YOUR OBJECTIVE:
Which lines below contain "Merkel"? Pull them out.

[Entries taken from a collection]
========================================================================
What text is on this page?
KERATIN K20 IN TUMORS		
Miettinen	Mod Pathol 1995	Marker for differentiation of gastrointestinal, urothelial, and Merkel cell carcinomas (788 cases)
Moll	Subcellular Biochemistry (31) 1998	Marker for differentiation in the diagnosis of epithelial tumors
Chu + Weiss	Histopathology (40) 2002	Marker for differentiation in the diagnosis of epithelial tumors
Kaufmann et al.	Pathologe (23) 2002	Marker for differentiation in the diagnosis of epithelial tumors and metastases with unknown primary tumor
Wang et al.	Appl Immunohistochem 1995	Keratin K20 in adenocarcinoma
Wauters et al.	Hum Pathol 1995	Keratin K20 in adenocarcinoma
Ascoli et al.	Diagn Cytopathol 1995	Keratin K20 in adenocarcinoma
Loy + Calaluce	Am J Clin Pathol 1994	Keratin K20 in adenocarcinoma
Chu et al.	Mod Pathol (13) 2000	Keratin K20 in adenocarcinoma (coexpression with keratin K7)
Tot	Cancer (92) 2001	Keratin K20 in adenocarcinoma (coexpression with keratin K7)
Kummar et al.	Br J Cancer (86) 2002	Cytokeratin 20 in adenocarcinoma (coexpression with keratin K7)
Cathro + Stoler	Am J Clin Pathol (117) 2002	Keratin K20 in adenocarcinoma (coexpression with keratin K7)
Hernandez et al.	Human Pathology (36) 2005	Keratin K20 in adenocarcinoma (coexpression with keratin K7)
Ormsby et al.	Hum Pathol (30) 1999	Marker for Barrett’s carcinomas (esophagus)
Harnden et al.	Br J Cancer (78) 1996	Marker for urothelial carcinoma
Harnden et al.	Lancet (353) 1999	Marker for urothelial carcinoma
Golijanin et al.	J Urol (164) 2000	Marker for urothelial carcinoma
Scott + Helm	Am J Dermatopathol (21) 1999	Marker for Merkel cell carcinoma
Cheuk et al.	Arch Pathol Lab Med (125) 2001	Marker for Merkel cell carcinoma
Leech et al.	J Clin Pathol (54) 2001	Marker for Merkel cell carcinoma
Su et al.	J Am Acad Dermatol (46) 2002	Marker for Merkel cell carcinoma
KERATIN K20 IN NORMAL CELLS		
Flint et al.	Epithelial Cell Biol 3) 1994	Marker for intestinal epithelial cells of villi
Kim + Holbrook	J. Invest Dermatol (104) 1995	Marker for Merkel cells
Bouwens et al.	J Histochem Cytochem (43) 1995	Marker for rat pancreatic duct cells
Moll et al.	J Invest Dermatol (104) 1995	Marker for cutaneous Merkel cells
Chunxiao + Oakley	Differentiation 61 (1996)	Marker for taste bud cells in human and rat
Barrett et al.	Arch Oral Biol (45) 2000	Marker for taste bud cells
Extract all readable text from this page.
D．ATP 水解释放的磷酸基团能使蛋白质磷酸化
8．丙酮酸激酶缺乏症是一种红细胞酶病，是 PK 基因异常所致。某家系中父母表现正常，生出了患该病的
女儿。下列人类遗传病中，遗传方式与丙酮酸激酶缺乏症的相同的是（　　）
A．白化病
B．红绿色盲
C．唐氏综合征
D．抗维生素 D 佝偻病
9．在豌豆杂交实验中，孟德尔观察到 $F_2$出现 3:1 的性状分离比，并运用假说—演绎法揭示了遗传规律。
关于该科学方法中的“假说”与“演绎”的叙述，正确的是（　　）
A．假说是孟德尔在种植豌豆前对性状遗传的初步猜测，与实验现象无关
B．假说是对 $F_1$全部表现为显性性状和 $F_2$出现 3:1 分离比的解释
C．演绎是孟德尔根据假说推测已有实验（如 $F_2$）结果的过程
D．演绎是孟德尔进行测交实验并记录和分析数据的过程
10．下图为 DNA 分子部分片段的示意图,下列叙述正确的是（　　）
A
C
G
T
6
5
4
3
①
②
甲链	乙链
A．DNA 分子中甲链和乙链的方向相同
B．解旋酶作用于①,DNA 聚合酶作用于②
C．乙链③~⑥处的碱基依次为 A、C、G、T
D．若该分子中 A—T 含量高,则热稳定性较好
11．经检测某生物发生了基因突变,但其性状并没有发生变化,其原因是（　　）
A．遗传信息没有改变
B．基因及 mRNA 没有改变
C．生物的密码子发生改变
========================================================================
THE COMPLETED TASK:
Miettinen	Mod Pathol 1995	Marker for differentiation of gastrointestinal, urothelial, and Merkel cell carcinomas (788 cases)
Scott + Helm	Am J Dermatopathol (21) 1999	Marker for Merkel cell carcinoma
Cheuk et al.	Arch Pathol Lab Med (125) 2001	Marker for Merkel cell carcinoma
Leech et al.	J Clin Pathol (54) 2001	Marker for Merkel cell carcinoma
Su et al.	J Am Acad Dermatol (46) 2002	Marker for Merkel cell carcinoma
Kim + Holbrook	J. Invest Dermatol (104) 1995	Marker for Merkel cells
Moll et al.	J Invest Dermatol (104) 1995	Marker for cutaneous Merkel cells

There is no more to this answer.